Stored data |
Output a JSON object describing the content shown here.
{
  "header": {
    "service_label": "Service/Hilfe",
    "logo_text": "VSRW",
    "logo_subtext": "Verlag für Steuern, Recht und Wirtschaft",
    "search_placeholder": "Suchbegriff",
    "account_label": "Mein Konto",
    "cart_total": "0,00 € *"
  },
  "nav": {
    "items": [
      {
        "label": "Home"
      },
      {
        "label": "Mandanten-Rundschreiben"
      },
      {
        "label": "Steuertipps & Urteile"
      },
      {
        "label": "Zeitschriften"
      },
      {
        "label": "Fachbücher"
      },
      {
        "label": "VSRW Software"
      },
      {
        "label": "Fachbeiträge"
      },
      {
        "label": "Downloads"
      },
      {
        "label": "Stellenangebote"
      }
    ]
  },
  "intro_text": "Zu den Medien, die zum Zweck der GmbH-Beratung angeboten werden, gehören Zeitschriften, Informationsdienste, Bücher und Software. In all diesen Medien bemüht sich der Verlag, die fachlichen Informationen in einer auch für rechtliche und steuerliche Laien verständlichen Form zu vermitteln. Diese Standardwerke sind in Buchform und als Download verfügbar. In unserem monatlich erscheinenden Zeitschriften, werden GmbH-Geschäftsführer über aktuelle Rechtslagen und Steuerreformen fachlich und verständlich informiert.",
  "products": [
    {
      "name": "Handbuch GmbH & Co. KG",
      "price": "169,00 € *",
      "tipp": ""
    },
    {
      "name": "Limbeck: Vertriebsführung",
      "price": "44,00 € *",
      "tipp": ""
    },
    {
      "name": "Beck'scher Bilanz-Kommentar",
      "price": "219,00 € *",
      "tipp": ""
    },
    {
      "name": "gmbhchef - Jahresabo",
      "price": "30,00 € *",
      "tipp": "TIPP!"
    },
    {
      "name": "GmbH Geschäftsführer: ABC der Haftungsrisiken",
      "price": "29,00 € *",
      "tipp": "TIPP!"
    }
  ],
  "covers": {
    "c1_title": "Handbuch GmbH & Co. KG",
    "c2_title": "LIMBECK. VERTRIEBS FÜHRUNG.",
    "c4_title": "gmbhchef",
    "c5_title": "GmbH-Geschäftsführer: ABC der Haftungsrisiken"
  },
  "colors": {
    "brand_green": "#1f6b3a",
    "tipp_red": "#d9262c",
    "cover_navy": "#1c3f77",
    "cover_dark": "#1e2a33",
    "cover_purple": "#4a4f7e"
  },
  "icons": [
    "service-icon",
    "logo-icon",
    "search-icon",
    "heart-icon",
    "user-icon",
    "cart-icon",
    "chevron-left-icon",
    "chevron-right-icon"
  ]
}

Exercise details | Scan the lines for the string "price". Copy out each line that matches.

The answer |
      "price": "169,00 € *",
      "price": "44,00 € *",
      "price": "219,00 € *",
      "price": "30,00 € *",
      "price": "29,00 € *",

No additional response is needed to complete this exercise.